*Stated problem*
State how many lines in the entries below contain "Fever". Write nothing but the number.
== Record excerpts ==
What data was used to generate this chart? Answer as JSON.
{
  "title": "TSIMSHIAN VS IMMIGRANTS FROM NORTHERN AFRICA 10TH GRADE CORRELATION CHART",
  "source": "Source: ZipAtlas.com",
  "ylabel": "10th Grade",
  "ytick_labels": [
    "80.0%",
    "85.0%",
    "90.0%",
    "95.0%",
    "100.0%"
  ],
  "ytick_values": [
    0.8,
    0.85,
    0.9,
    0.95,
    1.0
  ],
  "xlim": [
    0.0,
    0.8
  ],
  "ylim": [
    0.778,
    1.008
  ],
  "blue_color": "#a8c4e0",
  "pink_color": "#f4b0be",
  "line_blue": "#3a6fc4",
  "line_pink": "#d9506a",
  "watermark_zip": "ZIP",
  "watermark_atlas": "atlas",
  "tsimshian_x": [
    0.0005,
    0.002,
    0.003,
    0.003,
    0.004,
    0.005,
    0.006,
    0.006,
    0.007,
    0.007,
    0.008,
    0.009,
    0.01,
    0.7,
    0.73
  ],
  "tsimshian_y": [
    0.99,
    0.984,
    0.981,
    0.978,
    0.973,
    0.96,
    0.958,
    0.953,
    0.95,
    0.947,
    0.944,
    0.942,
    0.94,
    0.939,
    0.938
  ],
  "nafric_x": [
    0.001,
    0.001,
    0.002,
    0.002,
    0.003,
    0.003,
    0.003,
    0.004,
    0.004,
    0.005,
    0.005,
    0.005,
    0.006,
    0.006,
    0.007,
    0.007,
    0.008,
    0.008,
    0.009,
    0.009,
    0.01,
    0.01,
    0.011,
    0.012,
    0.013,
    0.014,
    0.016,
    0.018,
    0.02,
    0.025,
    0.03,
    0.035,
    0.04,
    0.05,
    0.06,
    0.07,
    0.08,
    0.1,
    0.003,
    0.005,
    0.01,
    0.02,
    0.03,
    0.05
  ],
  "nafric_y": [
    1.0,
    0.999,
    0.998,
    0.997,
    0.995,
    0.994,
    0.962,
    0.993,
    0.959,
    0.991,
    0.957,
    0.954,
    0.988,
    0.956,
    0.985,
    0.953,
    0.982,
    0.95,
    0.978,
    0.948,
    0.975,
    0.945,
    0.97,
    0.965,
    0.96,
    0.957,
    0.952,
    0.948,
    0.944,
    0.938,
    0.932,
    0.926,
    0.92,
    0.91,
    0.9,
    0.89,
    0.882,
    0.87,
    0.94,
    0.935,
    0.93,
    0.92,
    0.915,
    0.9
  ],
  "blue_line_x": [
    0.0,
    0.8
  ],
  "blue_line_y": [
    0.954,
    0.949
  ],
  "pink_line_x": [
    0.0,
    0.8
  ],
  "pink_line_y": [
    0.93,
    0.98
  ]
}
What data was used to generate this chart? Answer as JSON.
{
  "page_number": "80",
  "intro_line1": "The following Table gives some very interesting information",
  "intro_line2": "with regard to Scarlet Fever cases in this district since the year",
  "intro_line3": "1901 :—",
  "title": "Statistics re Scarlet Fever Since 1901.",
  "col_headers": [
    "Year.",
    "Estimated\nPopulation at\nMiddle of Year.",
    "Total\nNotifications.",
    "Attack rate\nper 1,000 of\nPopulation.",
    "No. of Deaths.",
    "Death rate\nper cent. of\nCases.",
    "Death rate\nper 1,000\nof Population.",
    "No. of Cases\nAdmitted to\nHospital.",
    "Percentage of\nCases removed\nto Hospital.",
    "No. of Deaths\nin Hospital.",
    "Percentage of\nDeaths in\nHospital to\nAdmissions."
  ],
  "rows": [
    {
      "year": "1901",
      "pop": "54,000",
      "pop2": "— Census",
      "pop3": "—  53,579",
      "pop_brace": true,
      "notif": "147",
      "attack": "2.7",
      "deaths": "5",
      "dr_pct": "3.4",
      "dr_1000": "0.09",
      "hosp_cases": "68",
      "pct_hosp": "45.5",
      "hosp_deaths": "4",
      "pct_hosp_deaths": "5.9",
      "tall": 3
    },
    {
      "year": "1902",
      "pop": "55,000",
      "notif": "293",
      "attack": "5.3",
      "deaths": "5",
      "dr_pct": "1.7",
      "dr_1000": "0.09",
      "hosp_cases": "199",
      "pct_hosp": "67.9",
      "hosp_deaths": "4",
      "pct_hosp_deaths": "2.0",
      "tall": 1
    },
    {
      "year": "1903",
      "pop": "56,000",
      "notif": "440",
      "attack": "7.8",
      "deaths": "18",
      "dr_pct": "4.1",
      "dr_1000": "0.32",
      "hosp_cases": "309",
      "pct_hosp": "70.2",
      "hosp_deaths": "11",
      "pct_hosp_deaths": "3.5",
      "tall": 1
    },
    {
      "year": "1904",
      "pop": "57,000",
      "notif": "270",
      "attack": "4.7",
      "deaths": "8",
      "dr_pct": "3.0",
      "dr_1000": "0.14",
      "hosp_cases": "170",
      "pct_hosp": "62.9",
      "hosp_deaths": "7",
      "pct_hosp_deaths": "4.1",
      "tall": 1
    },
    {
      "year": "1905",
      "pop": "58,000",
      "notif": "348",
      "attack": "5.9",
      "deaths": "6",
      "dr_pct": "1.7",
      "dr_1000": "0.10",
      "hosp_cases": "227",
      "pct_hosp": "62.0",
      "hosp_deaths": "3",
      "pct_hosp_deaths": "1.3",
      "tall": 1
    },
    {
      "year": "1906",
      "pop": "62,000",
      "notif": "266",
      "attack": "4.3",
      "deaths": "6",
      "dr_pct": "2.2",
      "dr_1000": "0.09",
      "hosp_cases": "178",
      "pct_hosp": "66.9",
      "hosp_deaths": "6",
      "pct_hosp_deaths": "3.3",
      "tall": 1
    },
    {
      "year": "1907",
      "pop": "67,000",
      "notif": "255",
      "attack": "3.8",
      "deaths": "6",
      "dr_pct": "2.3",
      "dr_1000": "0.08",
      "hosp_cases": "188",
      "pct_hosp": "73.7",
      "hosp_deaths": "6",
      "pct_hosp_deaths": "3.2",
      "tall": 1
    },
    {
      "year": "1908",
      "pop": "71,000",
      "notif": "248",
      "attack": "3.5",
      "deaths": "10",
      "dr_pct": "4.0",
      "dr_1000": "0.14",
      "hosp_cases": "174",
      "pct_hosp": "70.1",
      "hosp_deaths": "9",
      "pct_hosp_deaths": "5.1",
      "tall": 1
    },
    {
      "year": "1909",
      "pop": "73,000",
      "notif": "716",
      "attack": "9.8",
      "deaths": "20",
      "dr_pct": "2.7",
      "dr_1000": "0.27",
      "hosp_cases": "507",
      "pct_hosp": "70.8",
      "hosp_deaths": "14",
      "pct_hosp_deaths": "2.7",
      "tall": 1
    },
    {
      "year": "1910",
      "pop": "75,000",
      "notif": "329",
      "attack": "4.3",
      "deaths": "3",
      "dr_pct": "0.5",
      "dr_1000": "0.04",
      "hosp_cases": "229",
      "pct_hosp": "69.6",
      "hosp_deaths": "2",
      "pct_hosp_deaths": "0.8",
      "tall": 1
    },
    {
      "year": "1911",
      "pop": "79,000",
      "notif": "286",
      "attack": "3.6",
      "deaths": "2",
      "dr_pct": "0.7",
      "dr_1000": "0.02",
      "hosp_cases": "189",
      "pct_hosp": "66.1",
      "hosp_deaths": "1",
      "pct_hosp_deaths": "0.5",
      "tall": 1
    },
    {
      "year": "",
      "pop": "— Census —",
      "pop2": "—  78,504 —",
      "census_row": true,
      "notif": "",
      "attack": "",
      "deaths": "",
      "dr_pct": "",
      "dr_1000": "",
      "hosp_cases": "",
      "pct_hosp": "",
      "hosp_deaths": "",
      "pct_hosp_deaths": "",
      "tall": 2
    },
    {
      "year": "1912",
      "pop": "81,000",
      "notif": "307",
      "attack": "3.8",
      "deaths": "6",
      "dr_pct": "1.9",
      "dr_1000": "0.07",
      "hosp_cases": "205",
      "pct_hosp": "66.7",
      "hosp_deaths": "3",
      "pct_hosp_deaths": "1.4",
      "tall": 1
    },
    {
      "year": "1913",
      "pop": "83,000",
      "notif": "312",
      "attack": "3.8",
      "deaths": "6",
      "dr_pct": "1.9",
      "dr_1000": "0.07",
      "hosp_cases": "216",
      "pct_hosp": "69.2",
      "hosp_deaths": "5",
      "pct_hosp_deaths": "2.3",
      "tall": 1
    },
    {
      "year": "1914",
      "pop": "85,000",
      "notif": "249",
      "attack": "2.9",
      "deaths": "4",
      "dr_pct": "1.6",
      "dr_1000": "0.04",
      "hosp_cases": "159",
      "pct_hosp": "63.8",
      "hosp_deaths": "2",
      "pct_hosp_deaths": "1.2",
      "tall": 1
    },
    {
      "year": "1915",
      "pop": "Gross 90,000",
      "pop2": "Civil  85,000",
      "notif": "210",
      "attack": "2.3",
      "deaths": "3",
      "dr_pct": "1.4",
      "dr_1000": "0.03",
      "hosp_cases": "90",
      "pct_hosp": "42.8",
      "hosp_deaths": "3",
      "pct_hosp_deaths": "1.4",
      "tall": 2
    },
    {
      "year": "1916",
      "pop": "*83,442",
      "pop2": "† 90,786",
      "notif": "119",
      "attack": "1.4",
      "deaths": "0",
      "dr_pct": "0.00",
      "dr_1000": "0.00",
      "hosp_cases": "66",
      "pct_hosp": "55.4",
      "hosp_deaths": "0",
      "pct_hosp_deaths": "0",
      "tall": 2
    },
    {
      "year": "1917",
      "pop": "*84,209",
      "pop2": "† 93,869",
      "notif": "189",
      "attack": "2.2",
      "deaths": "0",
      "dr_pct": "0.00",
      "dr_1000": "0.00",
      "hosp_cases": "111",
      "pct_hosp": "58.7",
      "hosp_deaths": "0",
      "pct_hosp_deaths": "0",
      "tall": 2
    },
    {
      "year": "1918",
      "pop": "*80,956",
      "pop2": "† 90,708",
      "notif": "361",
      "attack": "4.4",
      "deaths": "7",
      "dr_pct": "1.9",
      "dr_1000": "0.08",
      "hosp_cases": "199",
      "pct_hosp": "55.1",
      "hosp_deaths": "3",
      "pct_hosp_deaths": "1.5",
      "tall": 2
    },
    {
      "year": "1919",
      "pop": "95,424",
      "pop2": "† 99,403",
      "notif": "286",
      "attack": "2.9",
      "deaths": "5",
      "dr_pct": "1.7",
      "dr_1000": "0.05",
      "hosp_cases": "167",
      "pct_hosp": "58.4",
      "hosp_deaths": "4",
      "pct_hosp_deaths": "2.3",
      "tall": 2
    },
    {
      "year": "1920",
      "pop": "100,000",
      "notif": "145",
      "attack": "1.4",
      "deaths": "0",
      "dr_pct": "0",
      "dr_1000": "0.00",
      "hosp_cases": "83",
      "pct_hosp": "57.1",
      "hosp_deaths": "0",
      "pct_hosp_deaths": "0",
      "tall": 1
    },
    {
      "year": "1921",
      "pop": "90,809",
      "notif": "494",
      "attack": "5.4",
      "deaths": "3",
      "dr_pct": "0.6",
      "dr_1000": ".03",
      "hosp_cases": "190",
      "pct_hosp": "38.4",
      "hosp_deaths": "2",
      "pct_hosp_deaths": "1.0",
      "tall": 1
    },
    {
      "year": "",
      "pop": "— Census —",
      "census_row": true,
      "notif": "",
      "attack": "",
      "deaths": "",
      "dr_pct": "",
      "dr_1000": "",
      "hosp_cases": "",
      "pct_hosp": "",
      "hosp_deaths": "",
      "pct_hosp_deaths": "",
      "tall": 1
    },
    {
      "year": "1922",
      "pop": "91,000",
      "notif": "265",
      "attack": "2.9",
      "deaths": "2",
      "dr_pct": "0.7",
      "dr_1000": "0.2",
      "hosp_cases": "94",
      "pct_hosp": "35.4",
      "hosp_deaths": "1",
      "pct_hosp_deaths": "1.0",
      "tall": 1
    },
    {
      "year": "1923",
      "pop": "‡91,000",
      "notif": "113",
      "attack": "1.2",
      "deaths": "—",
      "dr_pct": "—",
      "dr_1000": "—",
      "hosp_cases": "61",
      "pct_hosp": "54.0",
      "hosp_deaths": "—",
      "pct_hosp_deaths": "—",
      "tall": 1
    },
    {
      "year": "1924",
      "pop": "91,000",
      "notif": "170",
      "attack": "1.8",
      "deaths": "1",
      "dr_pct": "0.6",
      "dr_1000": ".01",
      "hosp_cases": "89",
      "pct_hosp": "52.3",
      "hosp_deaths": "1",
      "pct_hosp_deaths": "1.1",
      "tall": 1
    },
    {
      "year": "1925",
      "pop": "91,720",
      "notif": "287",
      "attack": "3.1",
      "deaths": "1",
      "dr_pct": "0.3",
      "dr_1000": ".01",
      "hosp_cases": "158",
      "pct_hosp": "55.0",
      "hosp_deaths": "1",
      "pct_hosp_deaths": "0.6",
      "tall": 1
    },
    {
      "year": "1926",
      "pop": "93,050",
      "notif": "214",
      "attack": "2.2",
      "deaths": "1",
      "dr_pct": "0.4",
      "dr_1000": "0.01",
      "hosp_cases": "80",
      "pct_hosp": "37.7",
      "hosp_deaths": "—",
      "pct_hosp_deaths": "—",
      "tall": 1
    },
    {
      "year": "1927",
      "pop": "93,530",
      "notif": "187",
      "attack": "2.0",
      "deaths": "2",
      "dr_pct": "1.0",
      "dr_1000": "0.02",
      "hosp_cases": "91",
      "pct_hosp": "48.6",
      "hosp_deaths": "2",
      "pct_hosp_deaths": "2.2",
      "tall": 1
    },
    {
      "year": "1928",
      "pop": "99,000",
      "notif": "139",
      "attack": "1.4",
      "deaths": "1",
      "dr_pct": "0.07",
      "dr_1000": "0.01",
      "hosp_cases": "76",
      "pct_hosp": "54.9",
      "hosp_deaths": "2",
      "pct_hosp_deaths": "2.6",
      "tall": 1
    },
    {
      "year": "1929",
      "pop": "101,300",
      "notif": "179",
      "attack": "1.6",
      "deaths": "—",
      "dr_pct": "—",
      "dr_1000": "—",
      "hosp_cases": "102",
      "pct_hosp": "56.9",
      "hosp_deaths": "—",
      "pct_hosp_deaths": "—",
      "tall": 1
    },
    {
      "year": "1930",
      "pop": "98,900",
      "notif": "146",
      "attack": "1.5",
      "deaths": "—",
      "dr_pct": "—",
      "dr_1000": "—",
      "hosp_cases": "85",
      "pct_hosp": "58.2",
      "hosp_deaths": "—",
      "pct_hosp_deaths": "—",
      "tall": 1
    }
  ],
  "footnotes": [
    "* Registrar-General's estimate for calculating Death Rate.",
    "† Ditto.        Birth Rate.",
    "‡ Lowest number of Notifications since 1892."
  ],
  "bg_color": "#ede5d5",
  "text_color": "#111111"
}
===
*Task result*
2